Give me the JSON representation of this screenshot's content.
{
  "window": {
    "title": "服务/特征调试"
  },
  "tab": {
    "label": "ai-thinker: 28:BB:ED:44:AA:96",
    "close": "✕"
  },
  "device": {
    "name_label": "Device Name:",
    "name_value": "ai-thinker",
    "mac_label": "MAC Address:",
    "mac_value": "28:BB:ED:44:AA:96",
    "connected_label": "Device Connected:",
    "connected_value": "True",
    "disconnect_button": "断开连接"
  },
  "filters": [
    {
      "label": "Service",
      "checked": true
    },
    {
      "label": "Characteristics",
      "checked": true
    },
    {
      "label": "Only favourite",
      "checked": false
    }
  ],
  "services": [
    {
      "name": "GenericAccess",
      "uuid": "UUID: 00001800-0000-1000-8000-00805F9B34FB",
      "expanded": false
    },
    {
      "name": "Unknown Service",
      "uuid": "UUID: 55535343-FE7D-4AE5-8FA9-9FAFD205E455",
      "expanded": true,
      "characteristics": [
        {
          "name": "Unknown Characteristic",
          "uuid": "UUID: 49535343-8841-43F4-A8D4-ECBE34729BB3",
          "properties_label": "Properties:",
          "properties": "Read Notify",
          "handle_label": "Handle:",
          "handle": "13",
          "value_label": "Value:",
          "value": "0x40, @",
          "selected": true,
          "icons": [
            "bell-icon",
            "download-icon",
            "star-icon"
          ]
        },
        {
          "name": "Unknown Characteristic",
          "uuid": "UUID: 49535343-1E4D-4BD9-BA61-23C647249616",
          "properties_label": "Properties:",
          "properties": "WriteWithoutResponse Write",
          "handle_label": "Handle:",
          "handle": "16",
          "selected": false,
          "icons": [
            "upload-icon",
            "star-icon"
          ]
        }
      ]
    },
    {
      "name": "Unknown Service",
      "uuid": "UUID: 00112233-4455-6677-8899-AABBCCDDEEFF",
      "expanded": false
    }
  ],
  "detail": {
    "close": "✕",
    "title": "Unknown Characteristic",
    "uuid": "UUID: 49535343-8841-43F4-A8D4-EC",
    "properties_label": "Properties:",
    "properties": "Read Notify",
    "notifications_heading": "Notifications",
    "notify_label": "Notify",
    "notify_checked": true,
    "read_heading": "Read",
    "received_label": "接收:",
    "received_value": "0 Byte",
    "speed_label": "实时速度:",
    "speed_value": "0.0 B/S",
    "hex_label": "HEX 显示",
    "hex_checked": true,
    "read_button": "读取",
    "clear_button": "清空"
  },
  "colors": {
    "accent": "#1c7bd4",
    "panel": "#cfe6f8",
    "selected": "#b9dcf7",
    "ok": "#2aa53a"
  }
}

+++

- Work to do
From the records above, extract each line exactly as shown.

- Answer to this task
Give me the JSON representation of this screenshot's content.
{
  "window": {
    "title": "服务/特征调试"
  },
  "tab": {
    "label": "ai-thinker: 28:BB:ED:44:AA:96",
    "close": "✕"
  },
  "device": {
    "name_label": "Device Name:",
    "name_value": "ai-thinker",
    "mac_label": "MAC Address:",
    "mac_value": "28:BB:ED:44:AA:96",
    "connected_label": "Device Connected:",
    "connected_value": "True",
    "disconnect_button": "断开连接"
  },
  "filters": [
    {
      "label": "Service",
      "checked": true
    },
    {
      "label": "Characteristics",
      "checked": true
    },
    {
      "label": "Only favourite",
      "checked": false
    }
  ],
  "services": [
    {
      "name": "GenericAccess",
      "uuid": "UUID: 00001800-0000-1000-8000-00805F9B34FB",
      "expanded": false
    },
    {
      "name": "Unknown Service",
      "uuid": "UUID: 55535343-FE7D-4AE5-8FA9-9FAFD205E455",
      "expanded": true,
      "characteristics": [
        {
          "name": "Unknown Characteristic",
          "uuid": "UUID: 49535343-8841-43F4-A8D4-ECBE34729BB3",
          "properties_label": "Properties:",
          "properties": "Read Notify",
          "handle_label": "Handle:",
          "handle": "13",
          "value_label": "Value:",
          "value": "0x40, @",
          "selected": true,
          "icons": [
            "bell-icon",
            "download-icon",
            "star-icon"
          ]
        },
        {
          "name": "Unknown Characteristic",
          "uuid": "UUID: 49535343-1E4D-4BD9-BA61-23C647249616",
          "properties_label": "Properties:",
          "properties": "WriteWithoutResponse Write",
          "handle_label": "Handle:",
          "handle": "16",
          "selected": false,
          "icons": [
            "upload-icon",
            "star-icon"
          ]
        }
      ]
    },
    {
      "name": "Unknown Service",
      "uuid": "UUID: 00112233-4455-6677-8899-AABBCCDDEEFF",
      "expanded": false
    }
  ],
  "detail": {
    "close": "✕",
    "title": "Unknown Characteristic",
    "uuid": "UUID: 49535343-8841-43F4-A8D4-EC",
    "properties_label": "Properties:",
    "properties": "Read Notify",
    "notifications_heading": "Notifications",
    "notify_label": "Notify",
    "notify_checked": true,
    "read_heading": "Read",
    "received_label": "接收:",
    "received_value": "0 Byte",
    "speed_label": "实时速度:",
    "speed_value": "0.0 B/S",
    "hex_label": "HEX 显示",
    "hex_checked": true,
    "read_button": "读取",
    "clear_button": "清空"
  },
  "colors": {
    "accent": "#1c7bd4",
    "panel": "#cfe6f8",
    "selected": "#b9dcf7",
    "ok": "#2aa53a"
  }
}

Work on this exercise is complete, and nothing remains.